Records from a dataset:
----------------------------------------
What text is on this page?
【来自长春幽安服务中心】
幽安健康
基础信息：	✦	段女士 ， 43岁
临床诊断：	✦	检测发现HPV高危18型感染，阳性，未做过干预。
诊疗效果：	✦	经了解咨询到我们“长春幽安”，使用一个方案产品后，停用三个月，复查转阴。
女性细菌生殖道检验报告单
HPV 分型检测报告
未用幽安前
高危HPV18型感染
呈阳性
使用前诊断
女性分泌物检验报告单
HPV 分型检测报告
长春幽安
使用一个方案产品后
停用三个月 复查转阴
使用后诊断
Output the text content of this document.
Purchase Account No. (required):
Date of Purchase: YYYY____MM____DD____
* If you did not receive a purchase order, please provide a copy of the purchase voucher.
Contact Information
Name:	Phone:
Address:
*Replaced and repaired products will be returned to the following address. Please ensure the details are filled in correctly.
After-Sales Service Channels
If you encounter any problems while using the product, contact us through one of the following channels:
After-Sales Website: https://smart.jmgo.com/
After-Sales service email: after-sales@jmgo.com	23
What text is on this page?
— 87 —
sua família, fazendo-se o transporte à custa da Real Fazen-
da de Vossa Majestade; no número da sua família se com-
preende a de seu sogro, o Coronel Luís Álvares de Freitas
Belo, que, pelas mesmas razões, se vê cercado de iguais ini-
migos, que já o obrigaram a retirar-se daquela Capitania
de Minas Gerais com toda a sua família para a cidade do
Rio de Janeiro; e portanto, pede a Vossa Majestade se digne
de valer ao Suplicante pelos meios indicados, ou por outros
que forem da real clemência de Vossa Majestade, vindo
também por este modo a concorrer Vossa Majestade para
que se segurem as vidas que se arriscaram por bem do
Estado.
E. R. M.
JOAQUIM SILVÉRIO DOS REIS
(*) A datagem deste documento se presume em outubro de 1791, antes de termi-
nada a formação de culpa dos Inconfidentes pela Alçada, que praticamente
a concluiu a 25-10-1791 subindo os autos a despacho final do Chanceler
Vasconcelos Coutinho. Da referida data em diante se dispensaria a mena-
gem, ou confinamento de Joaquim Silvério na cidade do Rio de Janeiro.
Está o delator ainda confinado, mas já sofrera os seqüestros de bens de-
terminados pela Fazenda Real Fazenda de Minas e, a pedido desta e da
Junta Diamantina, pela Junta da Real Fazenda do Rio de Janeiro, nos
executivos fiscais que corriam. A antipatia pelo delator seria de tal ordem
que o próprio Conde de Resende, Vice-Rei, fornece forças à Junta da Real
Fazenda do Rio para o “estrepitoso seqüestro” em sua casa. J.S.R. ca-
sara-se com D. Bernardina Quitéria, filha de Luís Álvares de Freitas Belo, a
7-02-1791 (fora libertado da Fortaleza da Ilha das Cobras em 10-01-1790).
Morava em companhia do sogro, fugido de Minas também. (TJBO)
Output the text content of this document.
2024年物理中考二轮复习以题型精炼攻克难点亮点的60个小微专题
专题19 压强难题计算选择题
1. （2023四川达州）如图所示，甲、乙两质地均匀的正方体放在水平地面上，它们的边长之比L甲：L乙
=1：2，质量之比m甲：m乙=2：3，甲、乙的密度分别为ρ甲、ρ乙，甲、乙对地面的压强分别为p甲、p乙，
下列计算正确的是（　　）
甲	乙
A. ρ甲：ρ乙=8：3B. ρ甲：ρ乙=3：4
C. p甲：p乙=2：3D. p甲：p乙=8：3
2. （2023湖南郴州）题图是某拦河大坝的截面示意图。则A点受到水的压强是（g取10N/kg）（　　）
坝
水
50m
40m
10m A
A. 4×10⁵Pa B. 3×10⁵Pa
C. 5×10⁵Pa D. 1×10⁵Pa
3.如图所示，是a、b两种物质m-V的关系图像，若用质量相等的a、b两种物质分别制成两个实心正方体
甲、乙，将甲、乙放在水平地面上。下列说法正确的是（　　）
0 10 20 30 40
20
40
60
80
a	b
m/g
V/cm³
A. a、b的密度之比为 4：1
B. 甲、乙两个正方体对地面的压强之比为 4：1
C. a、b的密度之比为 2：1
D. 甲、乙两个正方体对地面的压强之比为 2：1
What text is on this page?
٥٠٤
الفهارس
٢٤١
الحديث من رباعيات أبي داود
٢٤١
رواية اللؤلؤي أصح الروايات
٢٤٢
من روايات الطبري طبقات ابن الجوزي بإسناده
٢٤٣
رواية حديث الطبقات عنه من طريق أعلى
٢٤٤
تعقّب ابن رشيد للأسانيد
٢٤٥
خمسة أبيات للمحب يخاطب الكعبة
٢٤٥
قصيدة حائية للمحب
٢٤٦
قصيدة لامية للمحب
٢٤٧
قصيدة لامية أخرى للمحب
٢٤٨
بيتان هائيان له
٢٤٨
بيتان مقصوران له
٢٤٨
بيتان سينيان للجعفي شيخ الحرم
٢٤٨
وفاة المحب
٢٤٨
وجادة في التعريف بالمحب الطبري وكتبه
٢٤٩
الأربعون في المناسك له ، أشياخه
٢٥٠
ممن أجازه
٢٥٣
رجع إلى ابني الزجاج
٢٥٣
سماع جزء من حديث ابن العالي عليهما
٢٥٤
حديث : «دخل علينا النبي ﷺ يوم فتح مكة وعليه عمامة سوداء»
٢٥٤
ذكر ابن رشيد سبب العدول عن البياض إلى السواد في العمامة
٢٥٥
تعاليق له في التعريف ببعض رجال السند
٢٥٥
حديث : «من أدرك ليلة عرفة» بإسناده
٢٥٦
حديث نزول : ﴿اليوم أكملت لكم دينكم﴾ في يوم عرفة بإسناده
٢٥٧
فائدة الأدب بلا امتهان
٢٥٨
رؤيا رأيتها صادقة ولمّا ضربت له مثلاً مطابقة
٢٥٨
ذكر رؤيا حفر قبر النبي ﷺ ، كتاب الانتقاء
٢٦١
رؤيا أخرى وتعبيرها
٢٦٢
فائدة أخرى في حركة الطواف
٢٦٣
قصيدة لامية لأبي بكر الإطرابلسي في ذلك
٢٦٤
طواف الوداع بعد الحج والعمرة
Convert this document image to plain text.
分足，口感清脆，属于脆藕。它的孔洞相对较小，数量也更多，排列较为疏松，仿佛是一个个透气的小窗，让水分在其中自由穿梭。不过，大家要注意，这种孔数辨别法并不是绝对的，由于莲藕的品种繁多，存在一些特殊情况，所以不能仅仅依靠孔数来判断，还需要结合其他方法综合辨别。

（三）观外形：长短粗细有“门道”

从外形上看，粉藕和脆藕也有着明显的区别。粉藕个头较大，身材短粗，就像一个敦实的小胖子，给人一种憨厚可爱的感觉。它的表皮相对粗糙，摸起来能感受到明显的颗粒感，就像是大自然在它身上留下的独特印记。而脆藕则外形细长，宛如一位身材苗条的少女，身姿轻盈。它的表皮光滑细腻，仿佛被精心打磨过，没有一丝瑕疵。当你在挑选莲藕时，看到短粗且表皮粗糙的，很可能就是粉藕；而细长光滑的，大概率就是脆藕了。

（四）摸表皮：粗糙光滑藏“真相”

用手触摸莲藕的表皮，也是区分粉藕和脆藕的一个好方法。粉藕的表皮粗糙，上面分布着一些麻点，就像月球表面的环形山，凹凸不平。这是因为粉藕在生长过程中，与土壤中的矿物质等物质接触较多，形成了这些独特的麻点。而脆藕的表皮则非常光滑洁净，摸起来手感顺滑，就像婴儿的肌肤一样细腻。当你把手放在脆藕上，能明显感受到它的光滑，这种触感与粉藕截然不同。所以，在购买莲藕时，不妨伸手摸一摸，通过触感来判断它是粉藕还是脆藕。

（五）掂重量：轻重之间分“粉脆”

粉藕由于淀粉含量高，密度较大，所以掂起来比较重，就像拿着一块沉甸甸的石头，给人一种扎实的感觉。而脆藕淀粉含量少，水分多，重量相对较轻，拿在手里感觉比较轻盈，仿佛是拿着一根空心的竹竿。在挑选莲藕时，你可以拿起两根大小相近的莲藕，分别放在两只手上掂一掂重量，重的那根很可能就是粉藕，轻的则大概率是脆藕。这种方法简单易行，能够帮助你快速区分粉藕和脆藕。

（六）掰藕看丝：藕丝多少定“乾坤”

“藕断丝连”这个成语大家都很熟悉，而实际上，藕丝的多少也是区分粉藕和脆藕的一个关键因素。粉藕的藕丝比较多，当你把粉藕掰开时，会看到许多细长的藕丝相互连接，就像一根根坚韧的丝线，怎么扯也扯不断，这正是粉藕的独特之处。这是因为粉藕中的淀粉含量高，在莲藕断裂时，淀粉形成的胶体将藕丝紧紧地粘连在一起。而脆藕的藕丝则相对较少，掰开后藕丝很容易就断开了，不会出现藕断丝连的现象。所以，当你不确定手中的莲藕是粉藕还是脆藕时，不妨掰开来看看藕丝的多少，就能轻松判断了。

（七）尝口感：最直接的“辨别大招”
----------------------------------------
- [Aim] In the data above, tally the lines holding "复查转阴" and answer with the figure only.

- [Answer below] 2